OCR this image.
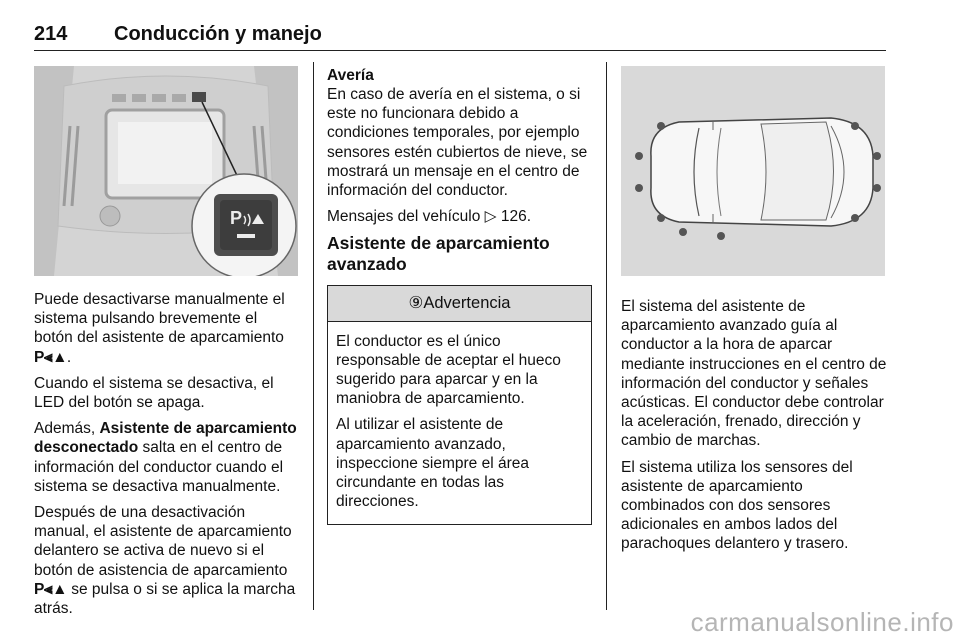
214 Conducción y manejo
P

Puede desactivarse manualmente el sistema pulsando brevemente el botón del asistente de aparcamiento P⫷▲.

Cuando el sistema se desactiva, el LED del botón se apaga.

Además, Asistente de aparcamiento desconectado salta en el centro de información del conductor cuando el sistema se desactiva manualmente.

Después de una desactivación manual, el asistente de aparcamiento delantero se activa de nuevo si el botón de asistencia de aparcamiento P⫷▲ se pulsa o si se aplica la marcha atrás.

Avería

En caso de avería en el sistema, o si este no funcionara debido a condiciones temporales, por ejemplo sensores estén cubiertos de nieve, se mostrará un mensaje en el centro de información del conductor.

Mensajes del vehículo ▷ 126.

Asistente de aparcamiento avanzado
⑨Advertencia

El conductor es el único responsable de aceptar el hueco sugerido para aparcar y en la maniobra de aparcamiento.

Al utilizar el asistente de aparcamiento avanzado, inspeccione siempre el área circundante en todas las direcciones.

El sistema del asistente de aparcamiento avanzado guía al conductor a la hora de aparcar mediante instrucciones en el centro de información del conductor y señales acústicas. El conductor debe controlar la aceleración, frenado, dirección y cambio de marchas.

El sistema utiliza los sensores del asistente de aparcamiento combinados con dos sensores adicionales en ambos lados del parachoques delantero y trasero.

carmanualsonline.info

# Written problem
Where does the word "aparcar" appear? Return each line that holds it.

# Final result
El conductor es el único responsable de aceptar el hueco sugerido para aparcar y en la maniobra de aparcamiento.
El sistema del asistente de aparcamiento avanzado guía al conductor a la hora de aparcar mediante instrucciones en el centro de información del conductor y señales acústicas. El conductor debe controlar la aceleración, frenado, dirección y cambio de marchas.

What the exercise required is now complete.